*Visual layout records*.
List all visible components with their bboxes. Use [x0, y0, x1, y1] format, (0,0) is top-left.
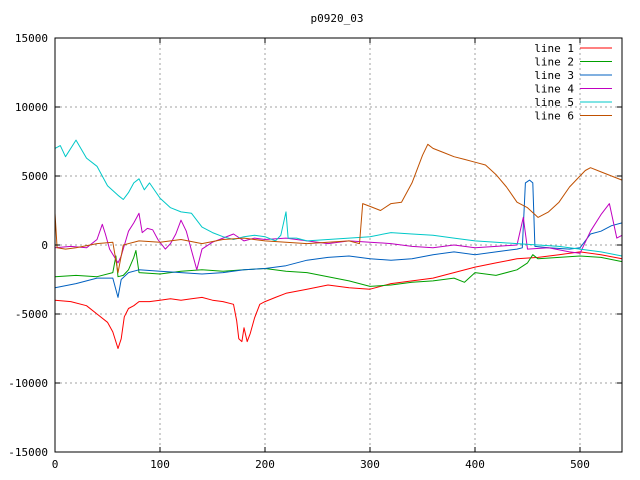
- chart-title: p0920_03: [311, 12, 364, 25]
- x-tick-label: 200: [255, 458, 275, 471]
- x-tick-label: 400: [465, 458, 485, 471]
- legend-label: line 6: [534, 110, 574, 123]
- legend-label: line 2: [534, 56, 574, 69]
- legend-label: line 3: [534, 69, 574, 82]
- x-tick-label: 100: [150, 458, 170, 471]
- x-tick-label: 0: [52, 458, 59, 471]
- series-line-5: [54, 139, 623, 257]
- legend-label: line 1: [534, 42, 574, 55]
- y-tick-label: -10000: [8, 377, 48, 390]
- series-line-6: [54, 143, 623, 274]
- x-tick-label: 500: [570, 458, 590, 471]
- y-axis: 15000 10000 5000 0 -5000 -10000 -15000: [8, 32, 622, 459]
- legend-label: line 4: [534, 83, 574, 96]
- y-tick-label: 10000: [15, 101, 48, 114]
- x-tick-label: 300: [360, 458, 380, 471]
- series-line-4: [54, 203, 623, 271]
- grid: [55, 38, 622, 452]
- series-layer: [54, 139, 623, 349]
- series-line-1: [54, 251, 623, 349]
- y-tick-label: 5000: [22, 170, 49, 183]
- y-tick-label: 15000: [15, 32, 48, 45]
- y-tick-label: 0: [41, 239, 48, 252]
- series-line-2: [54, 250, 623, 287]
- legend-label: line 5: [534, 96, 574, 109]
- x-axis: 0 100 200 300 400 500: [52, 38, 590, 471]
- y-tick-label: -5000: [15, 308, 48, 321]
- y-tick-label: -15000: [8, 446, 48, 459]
* * *
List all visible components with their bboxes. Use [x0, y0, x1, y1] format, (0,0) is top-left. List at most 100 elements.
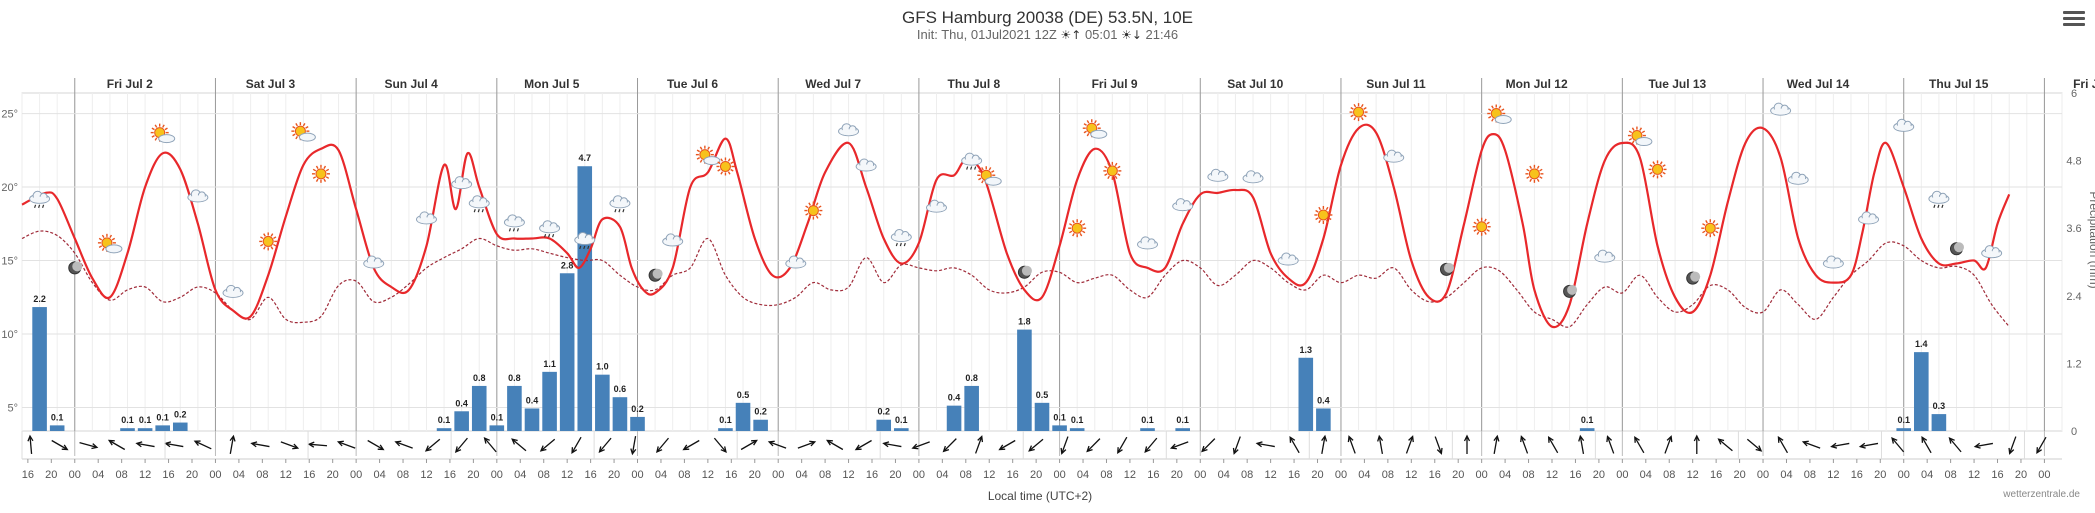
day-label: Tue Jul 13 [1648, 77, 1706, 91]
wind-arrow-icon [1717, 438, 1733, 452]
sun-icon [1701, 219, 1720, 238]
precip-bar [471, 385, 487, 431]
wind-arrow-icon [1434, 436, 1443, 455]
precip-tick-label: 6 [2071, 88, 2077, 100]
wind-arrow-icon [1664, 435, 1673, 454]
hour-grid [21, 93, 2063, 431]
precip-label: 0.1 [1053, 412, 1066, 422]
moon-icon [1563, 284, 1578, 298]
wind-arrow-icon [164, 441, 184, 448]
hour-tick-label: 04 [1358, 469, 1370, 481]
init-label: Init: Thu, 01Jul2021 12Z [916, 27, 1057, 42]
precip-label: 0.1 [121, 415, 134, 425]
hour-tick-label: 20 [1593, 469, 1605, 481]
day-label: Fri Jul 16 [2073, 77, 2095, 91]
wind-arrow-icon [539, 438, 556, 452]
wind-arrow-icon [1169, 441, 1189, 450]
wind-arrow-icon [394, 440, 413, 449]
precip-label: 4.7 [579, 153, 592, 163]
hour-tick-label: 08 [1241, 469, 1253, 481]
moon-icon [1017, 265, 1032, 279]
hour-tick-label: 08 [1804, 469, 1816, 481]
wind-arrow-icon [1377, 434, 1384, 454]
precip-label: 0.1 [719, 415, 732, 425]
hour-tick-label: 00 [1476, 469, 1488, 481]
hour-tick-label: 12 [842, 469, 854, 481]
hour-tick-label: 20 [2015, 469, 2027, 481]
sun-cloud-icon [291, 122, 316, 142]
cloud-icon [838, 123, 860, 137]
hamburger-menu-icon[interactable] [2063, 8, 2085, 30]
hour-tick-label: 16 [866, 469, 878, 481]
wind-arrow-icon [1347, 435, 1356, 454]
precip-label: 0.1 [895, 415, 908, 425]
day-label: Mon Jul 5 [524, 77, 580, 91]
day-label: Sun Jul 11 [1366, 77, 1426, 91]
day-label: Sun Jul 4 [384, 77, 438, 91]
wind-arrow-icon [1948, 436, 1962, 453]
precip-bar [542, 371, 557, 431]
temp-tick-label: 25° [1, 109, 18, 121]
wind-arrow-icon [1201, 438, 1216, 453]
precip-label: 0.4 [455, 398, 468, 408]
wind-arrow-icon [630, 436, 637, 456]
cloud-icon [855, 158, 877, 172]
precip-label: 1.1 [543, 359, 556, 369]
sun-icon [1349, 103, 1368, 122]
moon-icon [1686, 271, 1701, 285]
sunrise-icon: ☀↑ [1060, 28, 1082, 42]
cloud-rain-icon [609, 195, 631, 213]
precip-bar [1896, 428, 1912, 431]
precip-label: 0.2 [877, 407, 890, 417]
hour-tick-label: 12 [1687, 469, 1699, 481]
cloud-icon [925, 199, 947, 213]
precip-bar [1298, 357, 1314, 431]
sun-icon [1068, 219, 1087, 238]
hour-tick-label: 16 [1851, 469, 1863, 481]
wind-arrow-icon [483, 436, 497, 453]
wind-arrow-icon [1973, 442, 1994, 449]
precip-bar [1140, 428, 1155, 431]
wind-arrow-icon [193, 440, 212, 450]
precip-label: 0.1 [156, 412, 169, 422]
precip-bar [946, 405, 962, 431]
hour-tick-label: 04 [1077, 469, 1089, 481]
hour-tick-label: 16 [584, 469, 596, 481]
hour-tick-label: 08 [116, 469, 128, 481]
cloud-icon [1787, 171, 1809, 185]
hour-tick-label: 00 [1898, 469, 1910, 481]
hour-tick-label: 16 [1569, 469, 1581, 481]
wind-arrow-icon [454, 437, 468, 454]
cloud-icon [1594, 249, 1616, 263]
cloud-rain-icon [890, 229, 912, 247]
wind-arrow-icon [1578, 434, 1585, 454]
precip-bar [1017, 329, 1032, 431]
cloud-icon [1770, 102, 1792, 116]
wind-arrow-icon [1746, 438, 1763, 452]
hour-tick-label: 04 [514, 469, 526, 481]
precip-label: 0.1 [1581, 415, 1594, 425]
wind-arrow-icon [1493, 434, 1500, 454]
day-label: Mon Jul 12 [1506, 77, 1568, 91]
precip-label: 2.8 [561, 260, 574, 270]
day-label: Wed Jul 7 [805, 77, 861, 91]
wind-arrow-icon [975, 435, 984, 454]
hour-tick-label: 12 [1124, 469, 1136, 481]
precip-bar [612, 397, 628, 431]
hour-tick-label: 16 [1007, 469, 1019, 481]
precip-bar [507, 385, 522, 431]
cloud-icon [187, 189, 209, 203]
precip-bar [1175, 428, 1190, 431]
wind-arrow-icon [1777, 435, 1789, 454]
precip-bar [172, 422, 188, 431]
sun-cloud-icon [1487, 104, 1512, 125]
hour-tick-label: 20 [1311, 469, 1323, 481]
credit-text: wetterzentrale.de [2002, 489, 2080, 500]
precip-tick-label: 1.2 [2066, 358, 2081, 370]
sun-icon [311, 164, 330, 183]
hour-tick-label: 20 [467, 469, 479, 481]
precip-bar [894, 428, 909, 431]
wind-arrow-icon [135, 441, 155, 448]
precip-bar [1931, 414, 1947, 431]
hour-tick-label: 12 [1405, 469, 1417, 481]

*Directive*.
Can you quote, word for word, the part of the entries that opens with the line containing "day-label: Tue Jul 13 [1648, 77, 1706, 91]" and closes with the line containing "day-label: Sun Jul 11 [1366, 77, 1426, 91]", with both of those lines included?

*Response for this exercise*.
day-label: Tue Jul 13 [1648, 77, 1706, 91]
wind-arrow-icon [1717, 438, 1733, 452]
sun-icon [1701, 219, 1720, 238]
precip-bar [471, 385, 487, 431]
wind-arrow-icon [1434, 436, 1443, 455]
precip-tick-label: 6 [2071, 88, 2077, 100]
wind-arrow-icon [1664, 435, 1673, 454]
hour-grid [21, 93, 2063, 431]
precip-label: 0.1 [1053, 412, 1066, 422]
moon-icon [1563, 284, 1578, 298]
wind-arrow-icon [164, 441, 184, 448]
hour-tick-label: 04 [1358, 469, 1370, 481]
init-label: Init: Thu, 01Jul2021 12Z [916, 27, 1057, 42]
precip-label: 0.1 [121, 415, 134, 425]
hour-tick-label: 20 [1593, 469, 1605, 481]
day-label: Fri Jul 16 [2073, 77, 2095, 91]
wind-arrow-icon [539, 438, 556, 452]
wind-arrow-icon [1169, 441, 1189, 450]
wind-arrow-icon [394, 440, 413, 449]
precip-label: 4.7 [579, 153, 592, 163]
hour-tick-label: 08 [1241, 469, 1253, 481]
moon-icon [1017, 265, 1032, 279]
hour-tick-label: 08 [1804, 469, 1816, 481]
wind-arrow-icon [1377, 434, 1384, 454]
precip-label: 0.1 [719, 415, 732, 425]
hour-tick-label: 00 [1476, 469, 1488, 481]
hour-tick-label: 12 [842, 469, 854, 481]
hour-tick-label: 20 [2015, 469, 2027, 481]
sun-cloud-icon [291, 122, 316, 142]
cloud-icon [838, 123, 860, 137]
hamburger-menu-icon[interactable] [2063, 8, 2085, 30]
hour-tick-label: 16 [866, 469, 878, 481]
wind-arrow-icon [1347, 435, 1356, 454]
precip-label: 0.1 [895, 415, 908, 425]
day-label: Mon Jul 5 [524, 77, 580, 91]
day-label: Sun Jul 11 [1366, 77, 1426, 91]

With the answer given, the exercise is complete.